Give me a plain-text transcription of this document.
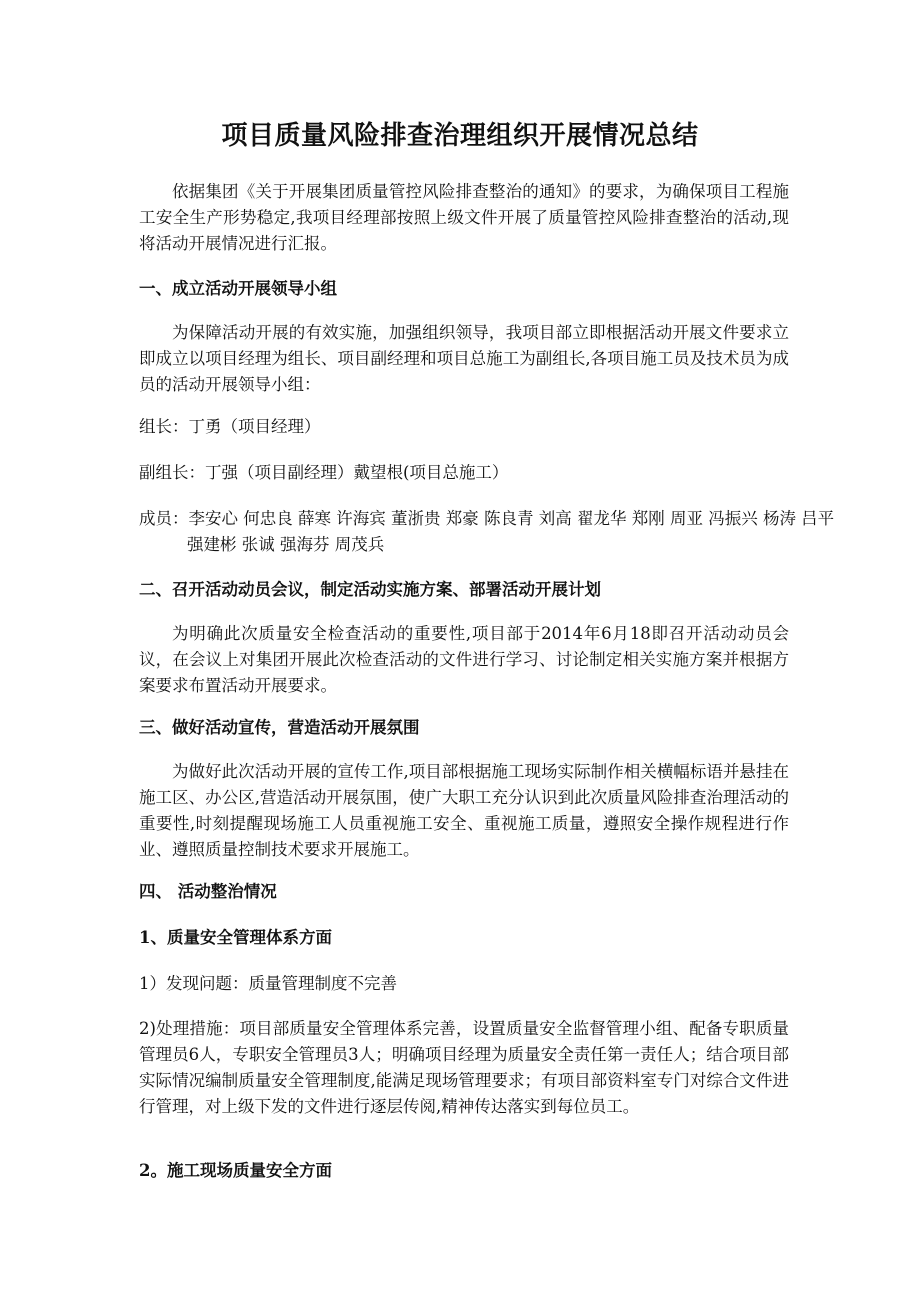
项目质量风险排查治理组织开展情况总结

依据集团《关于开展集团质量管控风险排查整治的通知》的要求，为确保项目工程施工安全生产形势稳定,我项目经理部按照上级文件开展了质量管控风险排查整治的活动,现将活动开展情况进行汇报。

一、成立活动开展领导小组

为保障活动开展的有效实施，加强组织领导，我项目部立即根据活动开展文件要求立即成立以项目经理为组长、项目副经理和项目总施工为副组长,各项目施工员及技术员为成员的活动开展领导小组：

组长：丁勇（项目经理）

副组长：丁强（项目副经理）戴望根(项目总施工）

成员：李安心 何忠良 薛寒 许海宾 董浙贵 郑豪 陈良青 刘高 翟龙华 郑刚 周亚 冯振兴 杨涛 吕平 强建彬 张诚 强海芬 周茂兵

二、召开活动动员会议，制定活动实施方案、部署活动开展计划

为明确此次质量安全检查活动的重要性,项目部于2014年6月18即召开活动动员会议，在会议上对集团开展此次检查活动的文件进行学习、讨论制定相关实施方案并根据方案要求布置活动开展要求。

三、做好活动宣传，营造活动开展氛围

为做好此次活动开展的宣传工作,项目部根据施工现场实际制作相关横幅标语并悬挂在施工区、办公区,营造活动开展氛围，使广大职工充分认识到此次质量风险排查治理活动的重要性,时刻提醒现场施工人员重视施工安全、重视施工质量，遵照安全操作规程进行作业、遵照质量控制技术要求开展施工。

四、 活动整治情况

1、质量安全管理体系方面

1）发现问题：质量管理制度不完善

2)处理措施：项目部质量安全管理体系完善，设置质量安全监督管理小组、配备专职质量管理员6人，专职安全管理员3人；明确项目经理为质量安全责任第一责任人；结合项目部实际情况编制质量安全管理制度,能满足现场管理要求；有项目部资料室专门对综合文件进行管理，对上级下发的文件进行逐层传阅,精神传达落实到每位员工。

2。施工现场质量安全方面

========================

- Work required
Say how many lines in the records hold "营造活动开展氛围", with the number as the whole reply.

- Expected answer
2